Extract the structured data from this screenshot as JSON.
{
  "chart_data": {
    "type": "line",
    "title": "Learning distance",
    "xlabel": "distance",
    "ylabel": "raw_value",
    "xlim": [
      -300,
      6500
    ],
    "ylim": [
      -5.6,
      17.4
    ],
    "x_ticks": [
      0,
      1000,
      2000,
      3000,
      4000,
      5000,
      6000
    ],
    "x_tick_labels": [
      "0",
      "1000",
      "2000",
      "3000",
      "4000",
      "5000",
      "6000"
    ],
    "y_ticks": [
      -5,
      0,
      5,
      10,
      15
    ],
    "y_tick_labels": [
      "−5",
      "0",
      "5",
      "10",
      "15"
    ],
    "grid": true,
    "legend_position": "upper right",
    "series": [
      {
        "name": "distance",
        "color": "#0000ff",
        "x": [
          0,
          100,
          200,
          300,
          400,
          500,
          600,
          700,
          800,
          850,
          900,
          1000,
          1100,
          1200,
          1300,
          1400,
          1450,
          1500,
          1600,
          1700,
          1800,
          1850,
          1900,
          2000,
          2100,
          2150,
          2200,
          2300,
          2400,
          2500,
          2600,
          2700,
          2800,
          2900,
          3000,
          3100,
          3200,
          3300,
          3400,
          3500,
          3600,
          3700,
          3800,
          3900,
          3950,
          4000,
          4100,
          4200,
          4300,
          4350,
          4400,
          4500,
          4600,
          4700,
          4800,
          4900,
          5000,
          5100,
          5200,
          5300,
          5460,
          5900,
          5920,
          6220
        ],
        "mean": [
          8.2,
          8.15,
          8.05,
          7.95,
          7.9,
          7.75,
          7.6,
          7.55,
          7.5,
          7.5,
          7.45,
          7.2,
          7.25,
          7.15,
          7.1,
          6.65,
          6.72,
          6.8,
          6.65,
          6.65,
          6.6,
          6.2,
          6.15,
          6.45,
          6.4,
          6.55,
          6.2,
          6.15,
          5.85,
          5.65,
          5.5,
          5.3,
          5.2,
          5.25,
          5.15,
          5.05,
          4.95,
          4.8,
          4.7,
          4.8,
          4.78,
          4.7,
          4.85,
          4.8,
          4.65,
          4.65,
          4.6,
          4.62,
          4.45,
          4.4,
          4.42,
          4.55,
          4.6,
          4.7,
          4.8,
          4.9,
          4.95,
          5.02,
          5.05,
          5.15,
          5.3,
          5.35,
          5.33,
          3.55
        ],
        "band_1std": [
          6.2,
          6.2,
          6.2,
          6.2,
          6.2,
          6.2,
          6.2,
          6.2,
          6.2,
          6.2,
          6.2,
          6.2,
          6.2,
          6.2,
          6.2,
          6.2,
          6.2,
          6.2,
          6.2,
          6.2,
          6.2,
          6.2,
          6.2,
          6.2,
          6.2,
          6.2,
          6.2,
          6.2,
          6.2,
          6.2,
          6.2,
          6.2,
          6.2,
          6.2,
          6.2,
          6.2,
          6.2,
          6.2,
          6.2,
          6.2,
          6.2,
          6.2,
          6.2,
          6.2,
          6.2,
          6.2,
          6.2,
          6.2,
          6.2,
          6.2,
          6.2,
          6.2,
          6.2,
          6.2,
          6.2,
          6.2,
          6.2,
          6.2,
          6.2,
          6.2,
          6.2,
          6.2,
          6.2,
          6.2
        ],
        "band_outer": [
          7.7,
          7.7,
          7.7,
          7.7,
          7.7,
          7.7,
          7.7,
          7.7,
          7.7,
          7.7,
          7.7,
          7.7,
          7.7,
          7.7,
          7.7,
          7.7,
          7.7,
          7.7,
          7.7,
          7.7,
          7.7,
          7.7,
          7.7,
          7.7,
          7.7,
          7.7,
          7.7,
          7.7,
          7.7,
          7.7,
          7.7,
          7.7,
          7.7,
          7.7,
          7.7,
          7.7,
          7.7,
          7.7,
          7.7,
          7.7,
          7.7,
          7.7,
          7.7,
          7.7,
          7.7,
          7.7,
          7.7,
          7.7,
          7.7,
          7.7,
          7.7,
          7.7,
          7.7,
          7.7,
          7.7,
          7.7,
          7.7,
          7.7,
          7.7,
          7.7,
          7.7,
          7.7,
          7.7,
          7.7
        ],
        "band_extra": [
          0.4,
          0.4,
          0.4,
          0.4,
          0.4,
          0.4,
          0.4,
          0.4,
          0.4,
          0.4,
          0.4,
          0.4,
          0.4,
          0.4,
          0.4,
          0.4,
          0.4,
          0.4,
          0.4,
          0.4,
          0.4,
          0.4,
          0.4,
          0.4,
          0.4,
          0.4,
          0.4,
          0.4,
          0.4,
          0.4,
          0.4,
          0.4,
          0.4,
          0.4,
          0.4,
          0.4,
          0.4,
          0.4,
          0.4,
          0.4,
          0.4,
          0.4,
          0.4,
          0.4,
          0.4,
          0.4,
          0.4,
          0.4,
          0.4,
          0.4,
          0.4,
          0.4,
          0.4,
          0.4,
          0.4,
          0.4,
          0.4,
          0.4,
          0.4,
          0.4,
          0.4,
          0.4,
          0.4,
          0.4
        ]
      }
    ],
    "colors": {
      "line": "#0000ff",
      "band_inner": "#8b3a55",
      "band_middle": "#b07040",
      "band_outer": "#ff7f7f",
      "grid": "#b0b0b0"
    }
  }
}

» **Problem description**
Repeat every entry exactly as written above.

» **Completed exercise**
Extract the structured data from this screenshot as JSON.
{
  "chart_data": {
    "type": "line",
    "title": "Learning distance",
    "xlabel": "distance",
    "ylabel": "raw_value",
    "xlim": [
      -300,
      6500
    ],
    "ylim": [
      -5.6,
      17.4
    ],
    "x_ticks": [
      0,
      1000,
      2000,
      3000,
      4000,
      5000,
      6000
    ],
    "x_tick_labels": [
      "0",
      "1000",
      "2000",
      "3000",
      "4000",
      "5000",
      "6000"
    ],
    "y_ticks": [
      -5,
      0,
      5,
      10,
      15
    ],
    "y_tick_labels": [
      "−5",
      "0",
      "5",
      "10",
      "15"
    ],
    "grid": true,
    "legend_position": "upper right",
    "series": [
      {
        "name": "distance",
        "color": "#0000ff",
        "x": [
          0,
          100,
          200,
          300,
          400,
          500,
          600,
          700,
          800,
          850,
          900,
          1000,
          1100,
          1200,
          1300,
          1400,
          1450,
          1500,
          1600,
          1700,
          1800,
          1850,
          1900,
          2000,
          2100,
          2150,
          2200,
          2300,
          2400,
          2500,
          2600,
          2700,
          2800,
          2900,
          3000,
          3100,
          3200,
          3300,
          3400,
          3500,
          3600,
          3700,
          3800,
          3900,
          3950,
          4000,
          4100,
          4200,
          4300,
          4350,
          4400,
          4500,
          4600,
          4700,
          4800,
          4900,
          5000,
          5100,
          5200,
          5300,
          5460,
          5900,
          5920,
          6220
        ],
        "mean": [
          8.2,
          8.15,
          8.05,
          7.95,
          7.9,
          7.75,
          7.6,
          7.55,
          7.5,
          7.5,
          7.45,
          7.2,
          7.25,
          7.15,
          7.1,
          6.65,
          6.72,
          6.8,
          6.65,
          6.65,
          6.6,
          6.2,
          6.15,
          6.45,
          6.4,
          6.55,
          6.2,
          6.15,
          5.85,
          5.65,
          5.5,
          5.3,
          5.2,
          5.25,
          5.15,
          5.05,
          4.95,
          4.8,
          4.7,
          4.8,
          4.78,
          4.7,
          4.85,
          4.8,
          4.65,
          4.65,
          4.6,
          4.62,
          4.45,
          4.4,
          4.42,
          4.55,
          4.6,
          4.7,
          4.8,
          4.9,
          4.95,
          5.02,
          5.05,
          5.15,
          5.3,
          5.35,
          5.33,
          3.55
        ],
        "band_1std": [
          6.2,
          6.2,
          6.2,
          6.2,
          6.2,
          6.2,
          6.2,
          6.2,
          6.2,
          6.2,
          6.2,
          6.2,
          6.2,
          6.2,
          6.2,
          6.2,
          6.2,
          6.2,
          6.2,
          6.2,
          6.2,
          6.2,
          6.2,
          6.2,
          6.2,
          6.2,
          6.2,
          6.2,
          6.2,
          6.2,
          6.2,
          6.2,
          6.2,
          6.2,
          6.2,
          6.2,
          6.2,
          6.2,
          6.2,
          6.2,
          6.2,
          6.2,
          6.2,
          6.2,
          6.2,
          6.2,
          6.2,
          6.2,
          6.2,
          6.2,
          6.2,
          6.2,
          6.2,
          6.2,
          6.2,
          6.2,
          6.2,
          6.2,
          6.2,
          6.2,
          6.2,
          6.2,
          6.2,
          6.2
        ],
        "band_outer": [
          7.7,
          7.7,
          7.7,
          7.7,
          7.7,
          7.7,
          7.7,
          7.7,
          7.7,
          7.7,
          7.7,
          7.7,
          7.7,
          7.7,
          7.7,
          7.7,
          7.7,
          7.7,
          7.7,
          7.7,
          7.7,
          7.7,
          7.7,
          7.7,
          7.7,
          7.7,
          7.7,
          7.7,
          7.7,
          7.7,
          7.7,
          7.7,
          7.7,
          7.7,
          7.7,
          7.7,
          7.7,
          7.7,
          7.7,
          7.7,
          7.7,
          7.7,
          7.7,
          7.7,
          7.7,
          7.7,
          7.7,
          7.7,
          7.7,
          7.7,
          7.7,
          7.7,
          7.7,
          7.7,
          7.7,
          7.7,
          7.7,
          7.7,
          7.7,
          7.7,
          7.7,
          7.7,
          7.7,
          7.7
        ],
        "band_extra": [
          0.4,
          0.4,
          0.4,
          0.4,
          0.4,
          0.4,
          0.4,
          0.4,
          0.4,
          0.4,
          0.4,
          0.4,
          0.4,
          0.4,
          0.4,
          0.4,
          0.4,
          0.4,
          0.4,
          0.4,
          0.4,
          0.4,
          0.4,
          0.4,
          0.4,
          0.4,
          0.4,
          0.4,
          0.4,
          0.4,
          0.4,
          0.4,
          0.4,
          0.4,
          0.4,
          0.4,
          0.4,
          0.4,
          0.4,
          0.4,
          0.4,
          0.4,
          0.4,
          0.4,
          0.4,
          0.4,
          0.4,
          0.4,
          0.4,
          0.4,
          0.4,
          0.4,
          0.4,
          0.4,
          0.4,
          0.4,
          0.4,
          0.4,
          0.4,
          0.4,
          0.4,
          0.4,
          0.4,
          0.4
        ]
      }
    ],
    "colors": {
      "line": "#0000ff",
      "band_inner": "#8b3a55",
      "band_middle": "#b07040",
      "band_outer": "#ff7f7f",
      "grid": "#b0b0b0"
    }
  }
}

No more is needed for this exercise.